# Data entries
%%

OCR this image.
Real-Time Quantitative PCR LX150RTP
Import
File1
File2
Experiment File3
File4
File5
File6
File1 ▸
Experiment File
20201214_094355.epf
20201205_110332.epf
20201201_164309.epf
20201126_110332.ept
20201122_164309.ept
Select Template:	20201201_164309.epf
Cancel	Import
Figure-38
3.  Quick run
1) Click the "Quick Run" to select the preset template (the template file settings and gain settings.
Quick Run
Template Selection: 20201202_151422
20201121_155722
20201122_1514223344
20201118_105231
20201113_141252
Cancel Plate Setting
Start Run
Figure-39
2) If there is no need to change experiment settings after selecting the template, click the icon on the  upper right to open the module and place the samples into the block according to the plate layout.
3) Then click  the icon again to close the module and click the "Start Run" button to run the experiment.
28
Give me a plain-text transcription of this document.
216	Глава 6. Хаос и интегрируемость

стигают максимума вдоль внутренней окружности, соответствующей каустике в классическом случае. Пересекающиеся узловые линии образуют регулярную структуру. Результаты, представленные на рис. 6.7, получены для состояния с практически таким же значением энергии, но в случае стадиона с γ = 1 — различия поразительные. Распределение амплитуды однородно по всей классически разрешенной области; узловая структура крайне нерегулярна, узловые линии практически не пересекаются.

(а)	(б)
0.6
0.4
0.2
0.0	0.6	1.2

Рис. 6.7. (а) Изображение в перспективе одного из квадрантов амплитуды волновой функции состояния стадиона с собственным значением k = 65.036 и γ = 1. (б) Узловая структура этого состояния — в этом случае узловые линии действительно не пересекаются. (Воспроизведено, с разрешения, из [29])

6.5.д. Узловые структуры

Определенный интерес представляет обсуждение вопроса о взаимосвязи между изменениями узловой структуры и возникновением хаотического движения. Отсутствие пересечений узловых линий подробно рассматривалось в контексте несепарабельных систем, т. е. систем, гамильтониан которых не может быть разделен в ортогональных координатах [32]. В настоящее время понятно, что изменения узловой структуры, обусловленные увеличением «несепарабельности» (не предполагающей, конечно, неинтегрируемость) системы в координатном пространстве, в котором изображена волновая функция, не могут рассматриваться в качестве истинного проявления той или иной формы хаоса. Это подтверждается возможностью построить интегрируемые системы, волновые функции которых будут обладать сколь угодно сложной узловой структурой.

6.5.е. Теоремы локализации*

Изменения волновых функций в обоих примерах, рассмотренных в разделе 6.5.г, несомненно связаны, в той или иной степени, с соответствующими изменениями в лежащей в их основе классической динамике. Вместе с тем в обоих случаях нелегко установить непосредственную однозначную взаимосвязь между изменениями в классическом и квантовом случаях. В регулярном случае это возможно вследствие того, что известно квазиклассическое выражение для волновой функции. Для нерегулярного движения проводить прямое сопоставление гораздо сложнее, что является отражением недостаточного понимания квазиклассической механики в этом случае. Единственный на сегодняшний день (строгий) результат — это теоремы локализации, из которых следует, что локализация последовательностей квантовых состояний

%%

# EXERCISE AIM
From the data above, work out how many lines contain the string "Cancel" and reply with only the number.

# REPLY
2